#### What to do
Using the records provided below, locate and copy each line that contains the word "家乡小学三年级作文".

#### Records provided

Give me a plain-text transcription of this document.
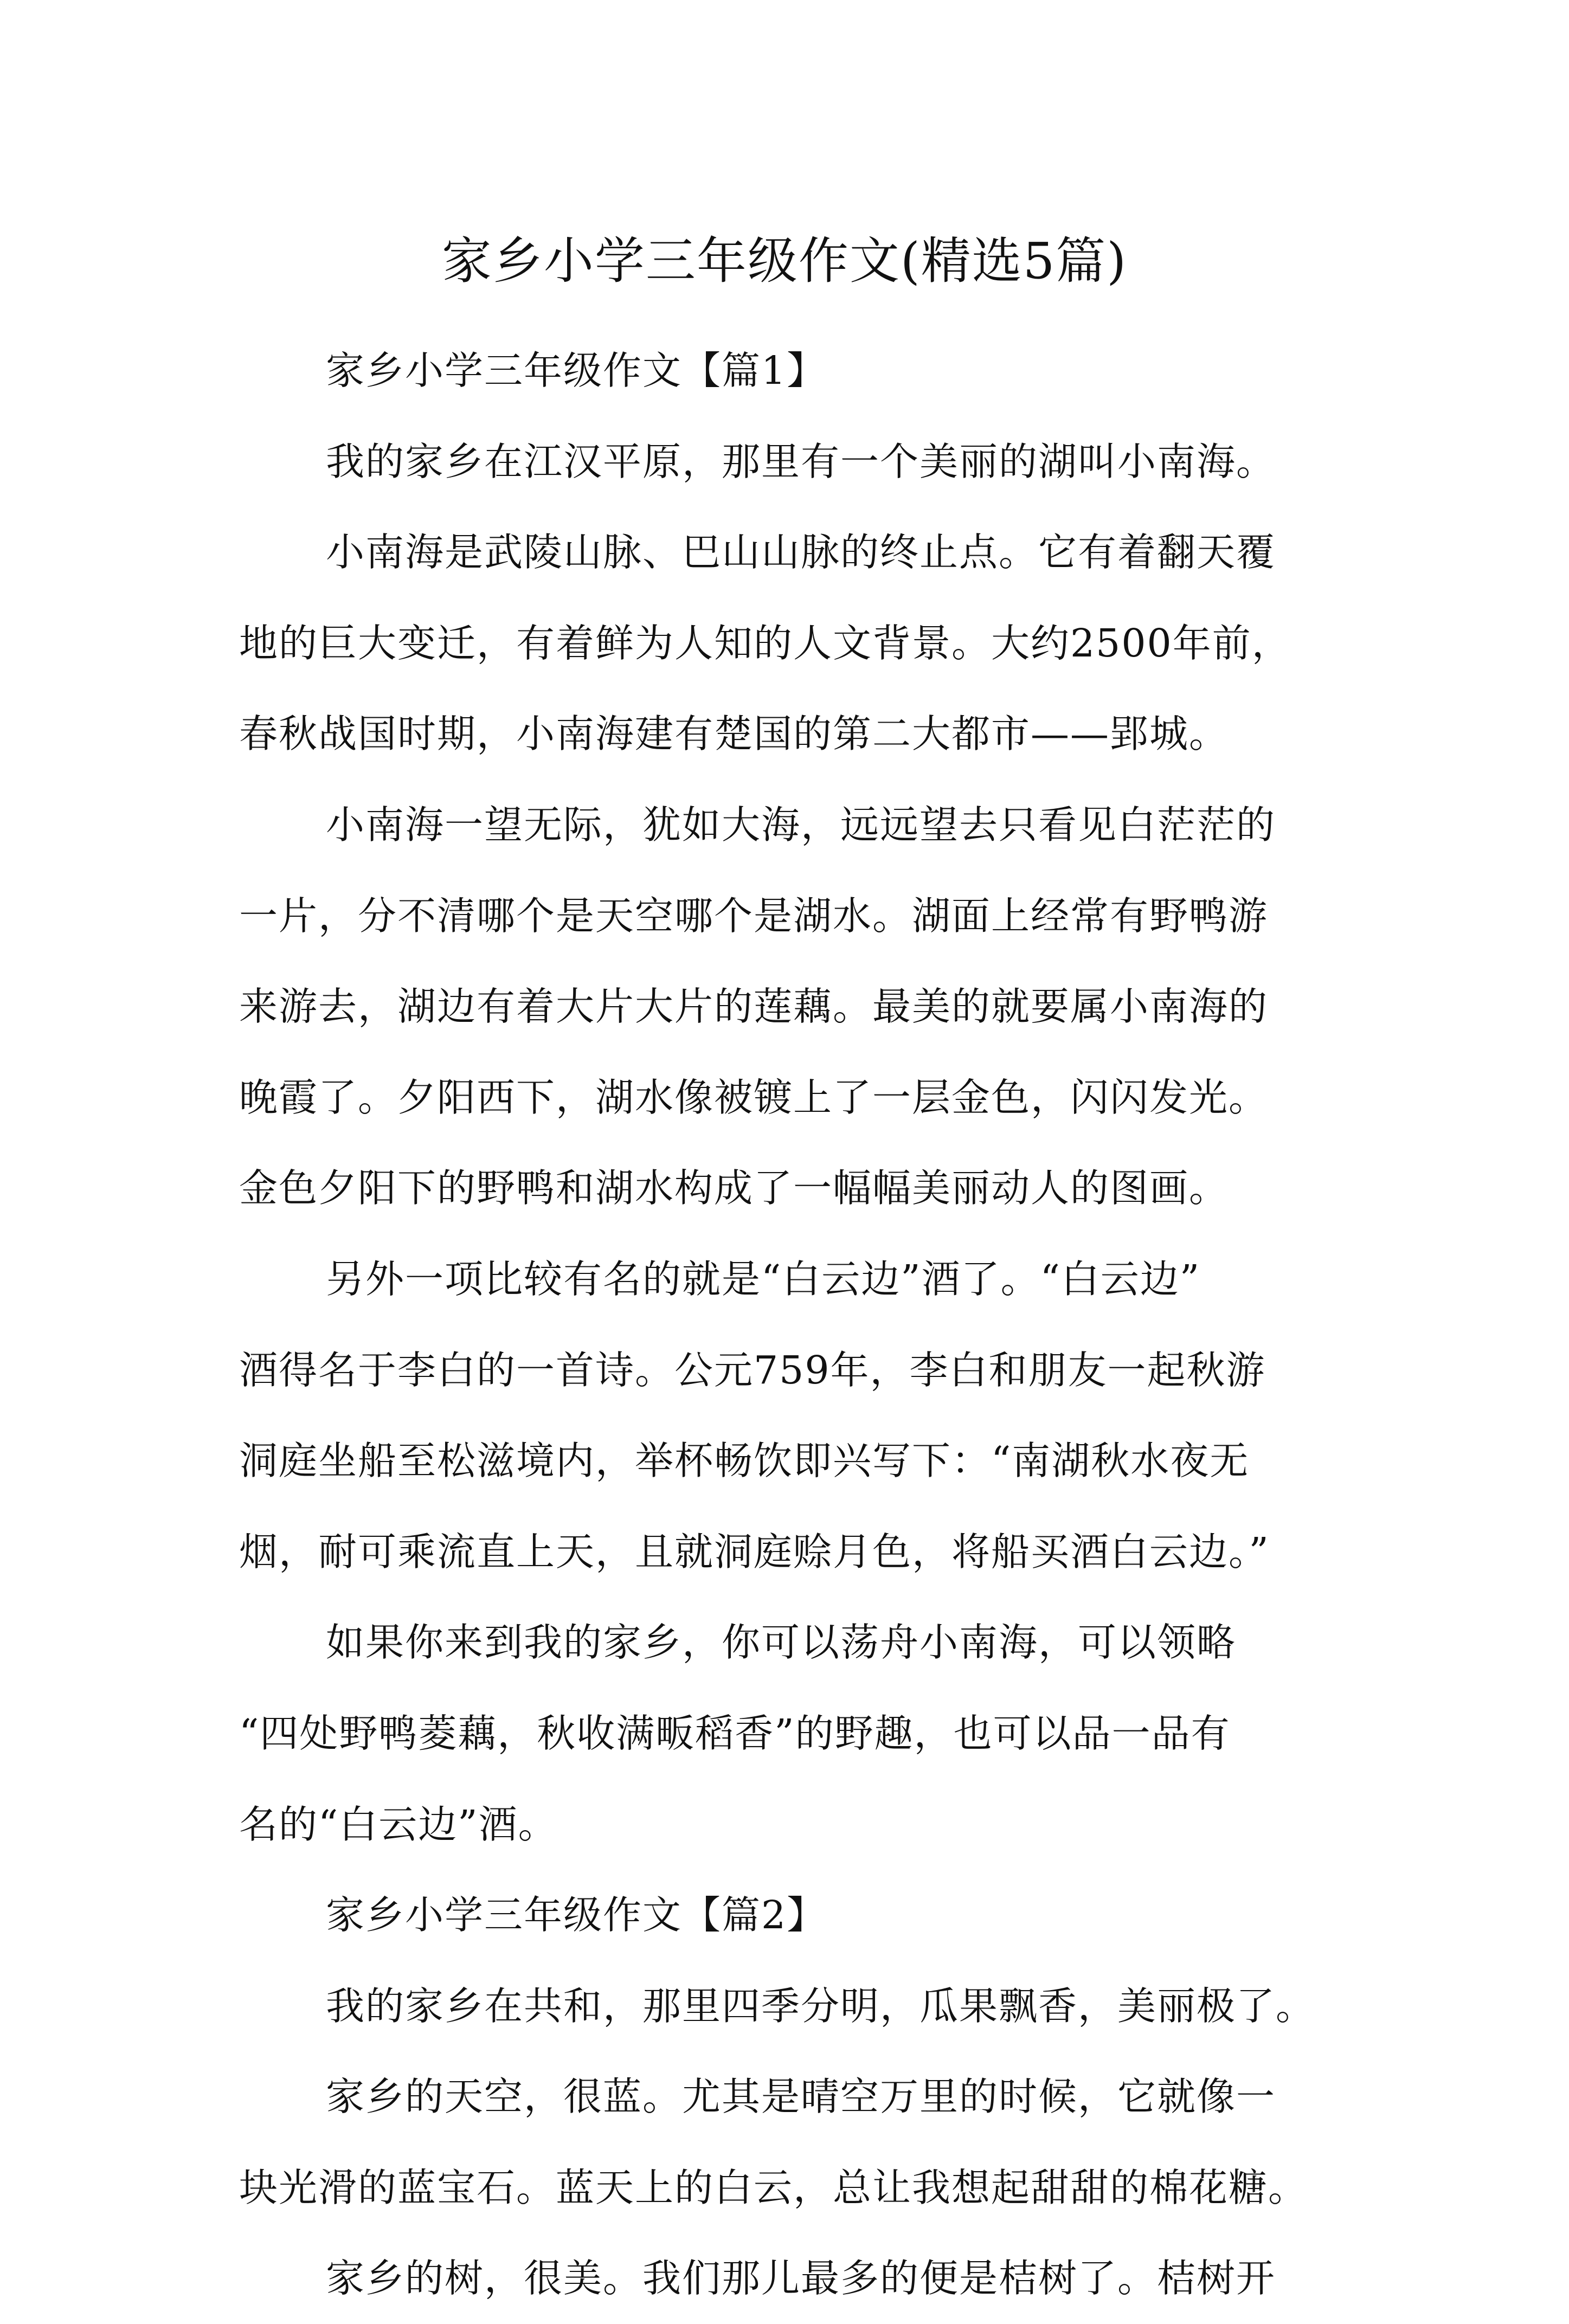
家乡小学三年级作文(精选5篇)

家乡小学三年级作文【篇1】

我的家乡在江汉平原，那里有一个美丽的湖叫小南海。

小南海是武陵山脉、巴山山脉的终止点。它有着翻天覆

地的巨大变迁，有着鲜为人知的人文背景。大约2500年前，

春秋战国时期，小南海建有楚国的第二大都市——郢城。

小南海一望无际，犹如大海，远远望去只看见白茫茫的

一片，分不清哪个是天空哪个是湖水。湖面上经常有野鸭游

来游去，湖边有着大片大片的莲藕。最美的就要属小南海的

晚霞了。夕阳西下，湖水像被镀上了一层金色，闪闪发光。

金色夕阳下的野鸭和湖水构成了一幅幅美丽动人的图画。

另外一项比较有名的就是“白云边”酒了。“白云边”

酒得名于李白的一首诗。公元759年，李白和朋友一起秋游

洞庭坐船至松滋境内，举杯畅饮即兴写下：“南湖秋水夜无

烟，耐可乘流直上天，且就洞庭赊月色，将船买酒白云边。”

如果你来到我的家乡，你可以荡舟小南海，可以领略

“四处野鸭菱藕，秋收满畈稻香”的野趣，也可以品一品有

名的“白云边”酒。

家乡小学三年级作文【篇2】

我的家乡在共和，那里四季分明，瓜果飘香，美丽极了。

家乡的天空，很蓝。尤其是晴空万里的时候，它就像一

块光滑的蓝宝石。蓝天上的白云，总让我想起甜甜的棉花糖。

家乡的树，很美。我们那儿最多的便是桔树了。桔树开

#### Solution
家乡小学三年级作文(精选5篇)
家乡小学三年级作文【篇1】
家乡小学三年级作文【篇2】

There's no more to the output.